- _Do this_
Where does the string "重力势能不变" appear? Copy every line of the entries below that holds it.

+++ Dataset entries +++

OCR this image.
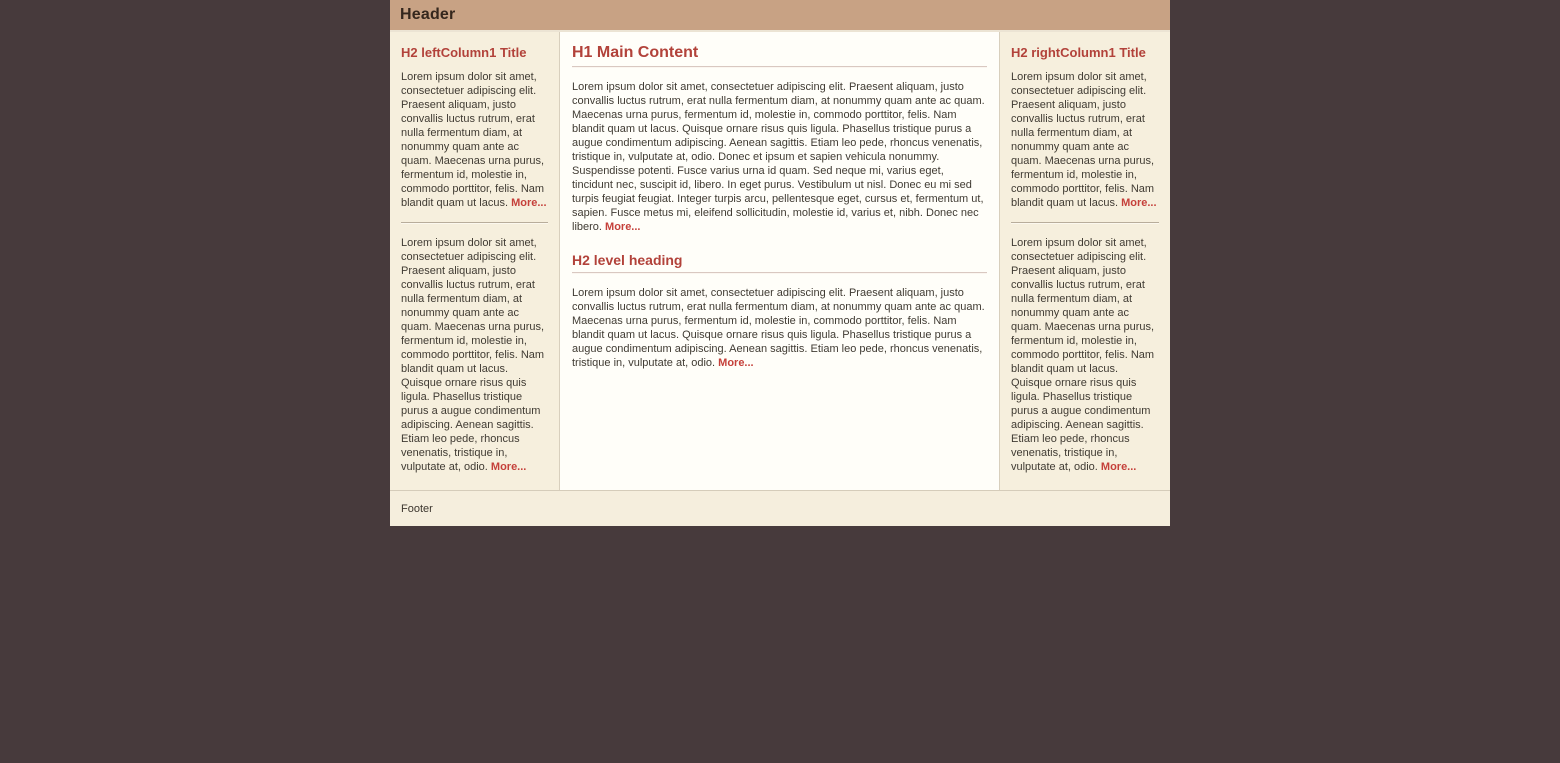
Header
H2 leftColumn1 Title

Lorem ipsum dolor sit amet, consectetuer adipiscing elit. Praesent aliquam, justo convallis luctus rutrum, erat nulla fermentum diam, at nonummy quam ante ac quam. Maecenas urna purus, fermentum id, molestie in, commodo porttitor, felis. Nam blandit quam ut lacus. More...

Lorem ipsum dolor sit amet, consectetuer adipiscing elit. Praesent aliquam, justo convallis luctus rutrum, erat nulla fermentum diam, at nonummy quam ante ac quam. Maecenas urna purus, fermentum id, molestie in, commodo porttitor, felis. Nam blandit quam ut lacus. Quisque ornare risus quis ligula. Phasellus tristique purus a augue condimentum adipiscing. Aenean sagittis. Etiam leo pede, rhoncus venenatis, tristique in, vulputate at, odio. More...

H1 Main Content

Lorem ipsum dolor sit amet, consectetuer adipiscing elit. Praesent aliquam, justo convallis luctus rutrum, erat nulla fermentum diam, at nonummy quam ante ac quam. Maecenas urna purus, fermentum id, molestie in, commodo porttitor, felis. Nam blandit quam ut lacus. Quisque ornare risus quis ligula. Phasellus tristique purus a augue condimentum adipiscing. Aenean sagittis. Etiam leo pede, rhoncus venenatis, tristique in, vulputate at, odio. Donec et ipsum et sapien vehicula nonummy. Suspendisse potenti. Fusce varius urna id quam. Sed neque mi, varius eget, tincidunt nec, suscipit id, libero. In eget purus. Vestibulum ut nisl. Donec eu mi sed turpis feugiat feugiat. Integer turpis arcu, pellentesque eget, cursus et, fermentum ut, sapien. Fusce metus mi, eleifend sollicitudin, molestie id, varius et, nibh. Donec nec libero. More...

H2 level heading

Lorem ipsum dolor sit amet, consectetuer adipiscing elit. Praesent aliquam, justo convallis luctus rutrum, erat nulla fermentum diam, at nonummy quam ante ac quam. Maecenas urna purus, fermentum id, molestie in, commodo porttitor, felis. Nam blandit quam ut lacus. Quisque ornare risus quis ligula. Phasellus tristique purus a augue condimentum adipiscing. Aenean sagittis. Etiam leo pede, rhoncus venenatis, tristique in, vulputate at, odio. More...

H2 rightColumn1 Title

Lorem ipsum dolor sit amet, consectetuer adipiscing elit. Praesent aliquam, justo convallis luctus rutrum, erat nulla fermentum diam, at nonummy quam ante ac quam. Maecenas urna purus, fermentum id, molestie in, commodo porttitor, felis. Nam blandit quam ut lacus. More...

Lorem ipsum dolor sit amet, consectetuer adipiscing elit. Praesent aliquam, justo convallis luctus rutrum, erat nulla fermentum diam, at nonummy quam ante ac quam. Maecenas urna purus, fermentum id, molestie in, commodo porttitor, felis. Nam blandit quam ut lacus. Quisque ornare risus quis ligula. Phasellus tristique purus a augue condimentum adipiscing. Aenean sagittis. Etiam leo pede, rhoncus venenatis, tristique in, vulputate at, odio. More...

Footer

+++
+++ Dataset entries +++

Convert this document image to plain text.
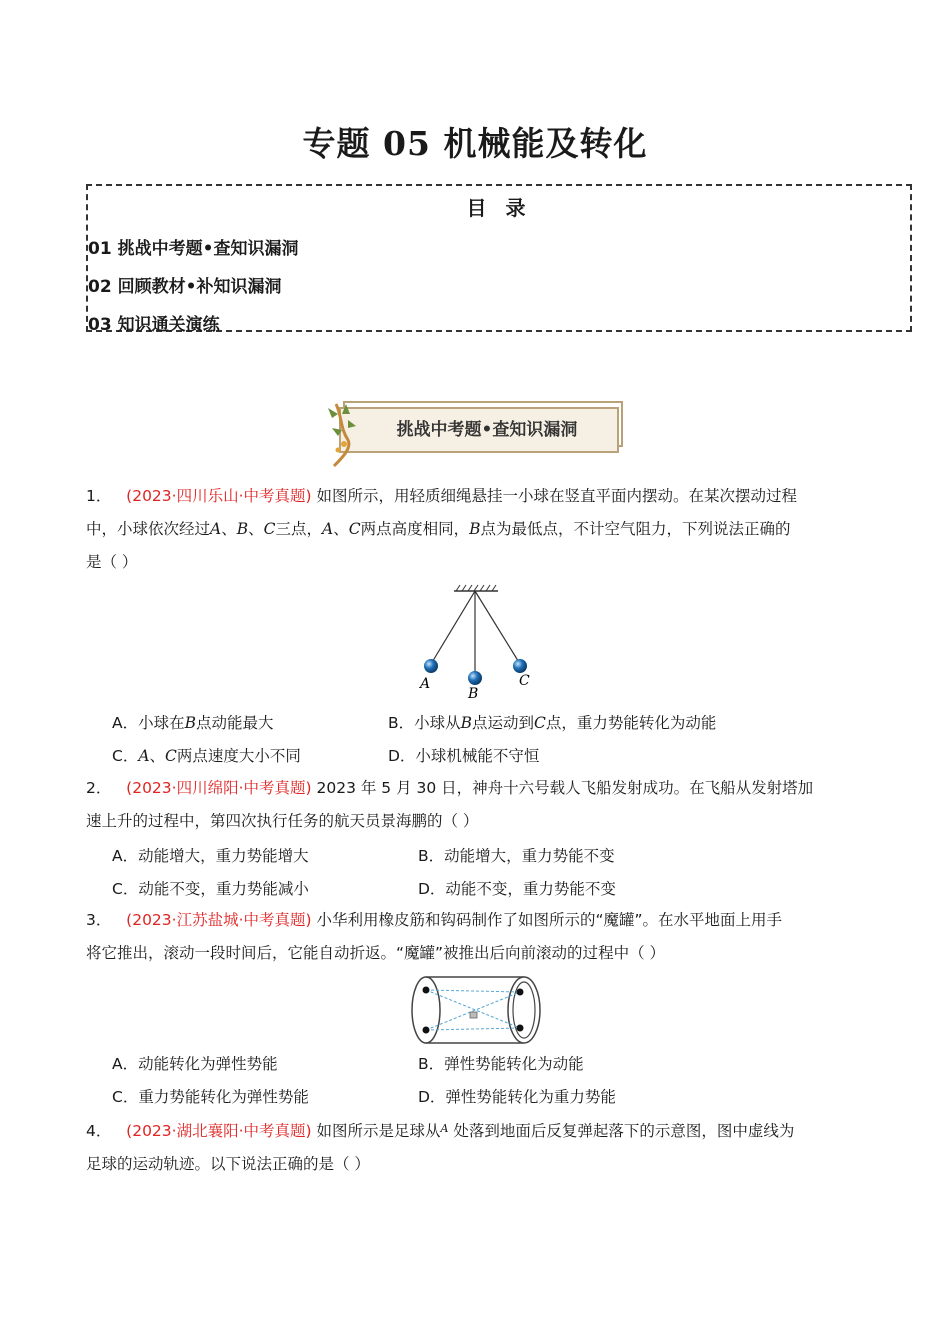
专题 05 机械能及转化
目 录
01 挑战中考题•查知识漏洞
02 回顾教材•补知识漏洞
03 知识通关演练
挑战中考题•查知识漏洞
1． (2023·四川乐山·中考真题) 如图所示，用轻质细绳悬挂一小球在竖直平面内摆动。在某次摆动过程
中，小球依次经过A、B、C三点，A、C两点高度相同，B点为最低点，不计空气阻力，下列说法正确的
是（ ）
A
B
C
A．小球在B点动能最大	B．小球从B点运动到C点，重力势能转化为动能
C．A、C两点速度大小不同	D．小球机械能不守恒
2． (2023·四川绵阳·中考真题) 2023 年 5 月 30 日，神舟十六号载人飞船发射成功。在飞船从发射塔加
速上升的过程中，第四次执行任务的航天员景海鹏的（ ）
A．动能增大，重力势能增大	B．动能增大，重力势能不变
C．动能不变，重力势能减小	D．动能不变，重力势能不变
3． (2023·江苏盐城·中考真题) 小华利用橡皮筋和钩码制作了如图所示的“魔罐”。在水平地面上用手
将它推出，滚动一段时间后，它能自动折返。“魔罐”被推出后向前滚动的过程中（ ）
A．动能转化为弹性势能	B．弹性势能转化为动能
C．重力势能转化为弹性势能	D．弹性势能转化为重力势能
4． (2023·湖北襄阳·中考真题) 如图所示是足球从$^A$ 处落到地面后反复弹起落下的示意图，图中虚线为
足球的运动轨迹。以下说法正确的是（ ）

+++
+++ Dataset entries +++

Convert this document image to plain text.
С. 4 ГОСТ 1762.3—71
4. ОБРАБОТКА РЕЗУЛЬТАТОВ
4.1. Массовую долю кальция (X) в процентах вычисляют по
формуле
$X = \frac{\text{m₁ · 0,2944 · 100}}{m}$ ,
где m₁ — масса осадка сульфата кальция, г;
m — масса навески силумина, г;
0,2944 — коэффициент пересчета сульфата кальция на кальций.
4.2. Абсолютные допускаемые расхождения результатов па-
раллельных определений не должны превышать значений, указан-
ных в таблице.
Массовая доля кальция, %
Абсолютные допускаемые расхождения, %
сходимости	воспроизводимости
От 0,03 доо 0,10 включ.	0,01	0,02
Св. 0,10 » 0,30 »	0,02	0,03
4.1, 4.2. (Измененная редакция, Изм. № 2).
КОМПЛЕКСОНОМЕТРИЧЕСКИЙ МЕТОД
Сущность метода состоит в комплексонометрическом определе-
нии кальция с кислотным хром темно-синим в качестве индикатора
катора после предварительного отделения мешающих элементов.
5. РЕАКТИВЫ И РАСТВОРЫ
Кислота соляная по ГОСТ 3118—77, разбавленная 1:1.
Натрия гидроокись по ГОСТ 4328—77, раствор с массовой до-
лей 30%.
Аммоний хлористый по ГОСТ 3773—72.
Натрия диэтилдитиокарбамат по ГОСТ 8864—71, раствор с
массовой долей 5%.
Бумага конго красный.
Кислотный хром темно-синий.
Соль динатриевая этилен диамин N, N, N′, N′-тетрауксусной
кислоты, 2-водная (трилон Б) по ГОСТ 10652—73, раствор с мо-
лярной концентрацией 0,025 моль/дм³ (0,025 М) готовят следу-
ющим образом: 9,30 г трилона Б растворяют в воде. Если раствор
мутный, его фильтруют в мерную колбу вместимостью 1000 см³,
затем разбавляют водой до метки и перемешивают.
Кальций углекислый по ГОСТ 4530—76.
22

+++

- _Output below_
A．动能增大，重力势能增大	B．动能增大，重力势能不变
C．动能不变，重力势能减小	D．动能不变，重力势能不变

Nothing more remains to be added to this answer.